_Information provided_:
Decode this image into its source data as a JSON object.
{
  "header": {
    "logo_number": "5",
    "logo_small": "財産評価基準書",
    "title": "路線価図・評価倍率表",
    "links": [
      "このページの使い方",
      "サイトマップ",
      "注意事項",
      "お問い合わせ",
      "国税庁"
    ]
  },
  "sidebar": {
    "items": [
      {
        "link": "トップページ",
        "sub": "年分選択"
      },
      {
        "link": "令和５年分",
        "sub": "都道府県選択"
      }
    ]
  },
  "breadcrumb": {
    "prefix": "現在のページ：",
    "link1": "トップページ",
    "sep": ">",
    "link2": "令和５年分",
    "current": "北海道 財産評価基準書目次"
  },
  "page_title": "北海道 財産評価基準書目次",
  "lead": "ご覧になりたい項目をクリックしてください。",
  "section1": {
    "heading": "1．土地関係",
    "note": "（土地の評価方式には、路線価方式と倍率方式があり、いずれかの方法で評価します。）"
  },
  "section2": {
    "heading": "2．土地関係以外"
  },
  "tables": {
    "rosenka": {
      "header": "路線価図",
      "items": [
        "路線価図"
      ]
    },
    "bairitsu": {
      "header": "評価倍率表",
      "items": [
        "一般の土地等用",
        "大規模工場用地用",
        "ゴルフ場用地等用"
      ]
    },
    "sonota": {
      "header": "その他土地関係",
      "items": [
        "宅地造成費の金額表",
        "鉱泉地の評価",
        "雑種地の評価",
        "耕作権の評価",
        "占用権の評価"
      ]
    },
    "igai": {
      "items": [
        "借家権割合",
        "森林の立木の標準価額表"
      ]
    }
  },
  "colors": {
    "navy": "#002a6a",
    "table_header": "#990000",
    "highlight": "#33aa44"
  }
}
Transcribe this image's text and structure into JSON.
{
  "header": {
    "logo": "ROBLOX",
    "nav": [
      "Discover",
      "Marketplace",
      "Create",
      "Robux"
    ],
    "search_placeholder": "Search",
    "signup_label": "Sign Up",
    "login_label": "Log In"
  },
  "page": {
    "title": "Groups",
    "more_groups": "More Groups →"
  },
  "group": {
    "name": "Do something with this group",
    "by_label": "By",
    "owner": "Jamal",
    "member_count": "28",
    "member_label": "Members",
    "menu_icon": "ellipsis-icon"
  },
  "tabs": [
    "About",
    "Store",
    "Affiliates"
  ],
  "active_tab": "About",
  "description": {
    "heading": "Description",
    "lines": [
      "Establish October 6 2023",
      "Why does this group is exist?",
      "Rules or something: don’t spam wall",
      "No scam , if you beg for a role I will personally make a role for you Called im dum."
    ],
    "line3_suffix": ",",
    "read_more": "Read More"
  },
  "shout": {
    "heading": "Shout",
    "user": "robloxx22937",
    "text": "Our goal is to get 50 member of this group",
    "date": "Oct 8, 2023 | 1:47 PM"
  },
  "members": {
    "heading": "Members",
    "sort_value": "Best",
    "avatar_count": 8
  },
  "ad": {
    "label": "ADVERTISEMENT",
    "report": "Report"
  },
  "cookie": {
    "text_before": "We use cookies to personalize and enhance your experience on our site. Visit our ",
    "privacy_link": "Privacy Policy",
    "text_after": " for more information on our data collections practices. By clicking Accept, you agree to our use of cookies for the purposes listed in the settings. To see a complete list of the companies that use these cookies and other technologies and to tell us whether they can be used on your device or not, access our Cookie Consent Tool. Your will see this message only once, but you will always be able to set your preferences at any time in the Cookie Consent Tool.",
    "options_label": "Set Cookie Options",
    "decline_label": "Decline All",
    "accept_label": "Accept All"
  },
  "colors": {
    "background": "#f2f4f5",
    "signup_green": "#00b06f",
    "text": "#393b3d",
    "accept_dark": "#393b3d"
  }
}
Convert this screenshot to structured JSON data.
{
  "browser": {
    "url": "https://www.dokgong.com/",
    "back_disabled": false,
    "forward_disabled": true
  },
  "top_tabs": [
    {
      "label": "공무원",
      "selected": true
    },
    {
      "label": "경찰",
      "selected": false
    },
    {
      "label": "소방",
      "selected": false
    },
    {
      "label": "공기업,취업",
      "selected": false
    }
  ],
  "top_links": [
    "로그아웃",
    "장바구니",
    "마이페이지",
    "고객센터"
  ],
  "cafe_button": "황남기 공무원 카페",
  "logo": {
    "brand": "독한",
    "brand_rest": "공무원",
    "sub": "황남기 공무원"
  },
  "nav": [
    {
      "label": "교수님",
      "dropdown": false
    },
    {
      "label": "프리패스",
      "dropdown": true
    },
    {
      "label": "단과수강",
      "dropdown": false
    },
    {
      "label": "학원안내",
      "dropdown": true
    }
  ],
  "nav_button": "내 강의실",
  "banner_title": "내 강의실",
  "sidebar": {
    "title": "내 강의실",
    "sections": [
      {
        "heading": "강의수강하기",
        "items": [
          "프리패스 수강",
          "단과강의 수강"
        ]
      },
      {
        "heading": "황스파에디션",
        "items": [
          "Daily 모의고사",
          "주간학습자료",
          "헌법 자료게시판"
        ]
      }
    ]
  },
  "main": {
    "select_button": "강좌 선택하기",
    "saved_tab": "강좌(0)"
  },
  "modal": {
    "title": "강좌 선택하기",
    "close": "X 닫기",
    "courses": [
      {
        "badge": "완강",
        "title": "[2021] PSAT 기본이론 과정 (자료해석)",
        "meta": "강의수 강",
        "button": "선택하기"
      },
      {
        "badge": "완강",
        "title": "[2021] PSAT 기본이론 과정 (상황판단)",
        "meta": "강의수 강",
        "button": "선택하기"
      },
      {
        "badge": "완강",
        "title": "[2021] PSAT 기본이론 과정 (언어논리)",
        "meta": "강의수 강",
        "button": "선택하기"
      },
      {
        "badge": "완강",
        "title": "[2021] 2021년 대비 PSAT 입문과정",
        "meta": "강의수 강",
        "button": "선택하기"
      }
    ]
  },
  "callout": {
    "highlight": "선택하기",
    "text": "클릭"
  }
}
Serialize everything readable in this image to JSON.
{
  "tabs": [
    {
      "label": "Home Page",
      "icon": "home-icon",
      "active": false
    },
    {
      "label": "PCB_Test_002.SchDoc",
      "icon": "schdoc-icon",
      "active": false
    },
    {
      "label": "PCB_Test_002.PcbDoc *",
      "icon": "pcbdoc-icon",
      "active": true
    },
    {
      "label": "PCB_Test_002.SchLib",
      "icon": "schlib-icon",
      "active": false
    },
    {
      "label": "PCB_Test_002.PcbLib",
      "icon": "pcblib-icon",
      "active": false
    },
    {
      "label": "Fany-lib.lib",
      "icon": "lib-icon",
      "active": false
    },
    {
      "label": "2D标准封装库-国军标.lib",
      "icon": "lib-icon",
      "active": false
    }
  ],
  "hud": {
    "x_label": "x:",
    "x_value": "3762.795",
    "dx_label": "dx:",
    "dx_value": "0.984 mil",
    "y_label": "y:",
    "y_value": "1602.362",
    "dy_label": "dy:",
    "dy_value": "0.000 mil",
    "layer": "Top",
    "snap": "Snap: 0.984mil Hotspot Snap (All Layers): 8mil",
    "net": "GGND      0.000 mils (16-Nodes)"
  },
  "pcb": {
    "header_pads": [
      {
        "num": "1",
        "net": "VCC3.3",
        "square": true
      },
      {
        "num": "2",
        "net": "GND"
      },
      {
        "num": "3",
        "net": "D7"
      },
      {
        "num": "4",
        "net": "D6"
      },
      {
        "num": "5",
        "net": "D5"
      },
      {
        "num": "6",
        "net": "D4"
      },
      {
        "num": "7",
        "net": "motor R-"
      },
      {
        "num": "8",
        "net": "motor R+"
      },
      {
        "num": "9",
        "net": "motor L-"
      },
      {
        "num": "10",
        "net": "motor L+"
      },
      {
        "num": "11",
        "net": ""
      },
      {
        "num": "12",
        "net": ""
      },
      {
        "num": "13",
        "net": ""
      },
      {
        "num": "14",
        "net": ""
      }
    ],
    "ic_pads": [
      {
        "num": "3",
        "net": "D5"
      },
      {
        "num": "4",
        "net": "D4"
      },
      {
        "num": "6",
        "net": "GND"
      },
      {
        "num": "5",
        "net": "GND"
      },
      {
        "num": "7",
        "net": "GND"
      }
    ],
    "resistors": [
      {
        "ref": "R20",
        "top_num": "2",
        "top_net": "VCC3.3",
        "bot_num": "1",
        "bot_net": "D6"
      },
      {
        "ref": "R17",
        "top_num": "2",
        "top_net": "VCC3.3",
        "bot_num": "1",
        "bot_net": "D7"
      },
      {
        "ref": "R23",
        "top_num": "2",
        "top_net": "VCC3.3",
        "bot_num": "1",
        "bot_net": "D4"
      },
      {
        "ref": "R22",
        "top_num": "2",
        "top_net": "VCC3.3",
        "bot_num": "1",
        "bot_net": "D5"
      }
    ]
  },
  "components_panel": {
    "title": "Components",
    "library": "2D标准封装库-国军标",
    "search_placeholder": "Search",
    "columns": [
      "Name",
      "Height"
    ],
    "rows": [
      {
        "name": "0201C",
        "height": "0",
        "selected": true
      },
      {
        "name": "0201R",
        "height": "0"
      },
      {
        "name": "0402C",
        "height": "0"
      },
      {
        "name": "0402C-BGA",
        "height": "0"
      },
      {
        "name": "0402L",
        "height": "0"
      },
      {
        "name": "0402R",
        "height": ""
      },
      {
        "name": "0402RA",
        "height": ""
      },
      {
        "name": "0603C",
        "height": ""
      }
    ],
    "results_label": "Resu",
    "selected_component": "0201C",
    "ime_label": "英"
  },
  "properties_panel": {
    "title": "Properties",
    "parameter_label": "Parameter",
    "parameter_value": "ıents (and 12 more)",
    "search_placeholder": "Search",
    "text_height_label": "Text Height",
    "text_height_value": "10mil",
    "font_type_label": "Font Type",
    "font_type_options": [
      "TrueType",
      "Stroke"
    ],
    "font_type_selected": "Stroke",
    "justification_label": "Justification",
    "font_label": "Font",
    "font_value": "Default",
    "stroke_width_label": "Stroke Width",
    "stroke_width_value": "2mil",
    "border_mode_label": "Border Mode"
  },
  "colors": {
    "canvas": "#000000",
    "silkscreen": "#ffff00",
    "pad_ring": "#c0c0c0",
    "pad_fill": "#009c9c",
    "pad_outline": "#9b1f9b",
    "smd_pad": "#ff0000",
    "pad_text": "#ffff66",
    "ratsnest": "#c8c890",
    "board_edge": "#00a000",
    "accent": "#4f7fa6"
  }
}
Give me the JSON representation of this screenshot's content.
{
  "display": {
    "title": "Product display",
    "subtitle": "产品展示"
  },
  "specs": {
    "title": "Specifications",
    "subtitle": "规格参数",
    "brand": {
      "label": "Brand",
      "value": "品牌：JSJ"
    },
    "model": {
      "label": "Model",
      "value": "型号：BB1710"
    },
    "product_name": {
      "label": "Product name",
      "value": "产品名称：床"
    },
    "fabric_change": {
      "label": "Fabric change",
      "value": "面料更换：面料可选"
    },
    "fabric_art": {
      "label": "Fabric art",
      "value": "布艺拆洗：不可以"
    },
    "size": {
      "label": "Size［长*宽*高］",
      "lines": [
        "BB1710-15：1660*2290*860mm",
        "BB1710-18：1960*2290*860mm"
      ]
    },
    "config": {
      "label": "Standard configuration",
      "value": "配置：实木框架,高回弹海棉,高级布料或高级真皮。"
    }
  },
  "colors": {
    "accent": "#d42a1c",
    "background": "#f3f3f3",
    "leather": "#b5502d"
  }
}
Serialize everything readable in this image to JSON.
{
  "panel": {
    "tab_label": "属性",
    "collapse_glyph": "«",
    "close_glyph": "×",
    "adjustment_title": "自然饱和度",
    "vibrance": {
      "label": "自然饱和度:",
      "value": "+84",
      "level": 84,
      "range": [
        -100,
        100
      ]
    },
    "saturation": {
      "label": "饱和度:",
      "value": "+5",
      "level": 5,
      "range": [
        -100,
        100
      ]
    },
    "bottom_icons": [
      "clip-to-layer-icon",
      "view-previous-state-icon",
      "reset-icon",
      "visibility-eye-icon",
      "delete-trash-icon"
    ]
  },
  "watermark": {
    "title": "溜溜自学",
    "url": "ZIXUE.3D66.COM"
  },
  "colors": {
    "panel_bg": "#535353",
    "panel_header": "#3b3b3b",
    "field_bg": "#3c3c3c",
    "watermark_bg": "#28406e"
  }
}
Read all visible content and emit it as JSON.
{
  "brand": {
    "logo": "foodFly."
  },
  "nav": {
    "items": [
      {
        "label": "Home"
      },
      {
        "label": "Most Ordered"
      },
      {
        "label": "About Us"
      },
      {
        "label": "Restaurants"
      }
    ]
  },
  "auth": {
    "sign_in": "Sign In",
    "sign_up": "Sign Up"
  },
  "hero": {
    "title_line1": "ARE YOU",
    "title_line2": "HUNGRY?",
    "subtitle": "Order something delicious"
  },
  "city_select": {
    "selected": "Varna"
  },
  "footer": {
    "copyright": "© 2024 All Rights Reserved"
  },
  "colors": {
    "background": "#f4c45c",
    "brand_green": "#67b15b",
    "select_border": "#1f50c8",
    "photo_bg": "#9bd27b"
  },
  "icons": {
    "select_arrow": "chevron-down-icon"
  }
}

_Work to be completed_: Starting with the line that contains "Read all visible content and emit it as JSON.", write out each line through the end of the listing, exactly as it appears, and include nothing else.

_Exercise solution_:
Read all visible content and emit it as JSON.
{
  "brand": {
    "logo": "foodFly."
  },
  "nav": {
    "items": [
      {
        "label": "Home"
      },
      {
        "label": "Most Ordered"
      },
      {
        "label": "About Us"
      },
      {
        "label": "Restaurants"
      }
    ]
  },
  "auth": {
    "sign_in": "Sign In",
    "sign_up": "Sign Up"
  },
  "hero": {
    "title_line1": "ARE YOU",
    "title_line2": "HUNGRY?",
    "subtitle": "Order something delicious"
  },
  "city_select": {
    "selected": "Varna"
  },
  "footer": {
    "copyright": "© 2024 All Rights Reserved"
  },
  "colors": {
    "background": "#f4c45c",
    "brand_green": "#67b15b",
    "select_border": "#1f50c8",
    "photo_bg": "#9bd27b"
  },
  "icons": {
    "select_arrow": "chevron-down-icon"
  }
}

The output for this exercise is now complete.